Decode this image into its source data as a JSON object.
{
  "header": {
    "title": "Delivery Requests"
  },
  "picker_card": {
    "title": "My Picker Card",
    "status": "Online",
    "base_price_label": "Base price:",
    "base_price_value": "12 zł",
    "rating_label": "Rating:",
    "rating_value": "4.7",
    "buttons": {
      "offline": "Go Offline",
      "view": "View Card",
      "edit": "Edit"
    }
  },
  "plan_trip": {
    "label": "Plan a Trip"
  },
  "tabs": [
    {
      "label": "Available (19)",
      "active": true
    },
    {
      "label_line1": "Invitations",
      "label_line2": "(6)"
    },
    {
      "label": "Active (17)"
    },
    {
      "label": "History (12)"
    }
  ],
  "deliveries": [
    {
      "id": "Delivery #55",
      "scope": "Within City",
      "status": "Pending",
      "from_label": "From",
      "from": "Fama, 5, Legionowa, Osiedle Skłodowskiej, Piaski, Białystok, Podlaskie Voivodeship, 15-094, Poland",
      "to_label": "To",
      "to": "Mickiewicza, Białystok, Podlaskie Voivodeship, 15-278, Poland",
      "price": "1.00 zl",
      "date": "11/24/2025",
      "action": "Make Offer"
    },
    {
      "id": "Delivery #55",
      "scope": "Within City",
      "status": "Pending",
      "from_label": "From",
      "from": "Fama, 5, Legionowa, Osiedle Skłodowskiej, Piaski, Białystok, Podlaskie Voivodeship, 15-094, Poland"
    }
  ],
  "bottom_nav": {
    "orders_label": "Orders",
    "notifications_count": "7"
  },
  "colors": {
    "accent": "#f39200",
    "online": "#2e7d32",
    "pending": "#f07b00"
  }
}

============================================================

Give the entries once more, exactly as they appear.

Decode this image into its source data as a JSON object.
{
  "header": {
    "title": "Delivery Requests"
  },
  "picker_card": {
    "title": "My Picker Card",
    "status": "Online",
    "base_price_label": "Base price:",
    "base_price_value": "12 zł",
    "rating_label": "Rating:",
    "rating_value": "4.7",
    "buttons": {
      "offline": "Go Offline",
      "view": "View Card",
      "edit": "Edit"
    }
  },
  "plan_trip": {
    "label": "Plan a Trip"
  },
  "tabs": [
    {
      "label": "Available (19)",
      "active": true
    },
    {
      "label_line1": "Invitations",
      "label_line2": "(6)"
    },
    {
      "label": "Active (17)"
    },
    {
      "label": "History (12)"
    }
  ],
  "deliveries": [
    {
      "id": "Delivery #55",
      "scope": "Within City",
      "status": "Pending",
      "from_label": "From",
      "from": "Fama, 5, Legionowa, Osiedle Skłodowskiej, Piaski, Białystok, Podlaskie Voivodeship, 15-094, Poland",
      "to_label": "To",
      "to": "Mickiewicza, Białystok, Podlaskie Voivodeship, 15-278, Poland",
      "price": "1.00 zl",
      "date": "11/24/2025",
      "action": "Make Offer"
    },
    {
      "id": "Delivery #55",
      "scope": "Within City",
      "status": "Pending",
      "from_label": "From",
      "from": "Fama, 5, Legionowa, Osiedle Skłodowskiej, Piaski, Białystok, Podlaskie Voivodeship, 15-094, Poland"
    }
  ],
  "bottom_nav": {
    "orders_label": "Orders",
    "notifications_count": "7"
  },
  "colors": {
    "accent": "#f39200",
    "online": "#2e7d32",
    "pending": "#f07b00"
  }
}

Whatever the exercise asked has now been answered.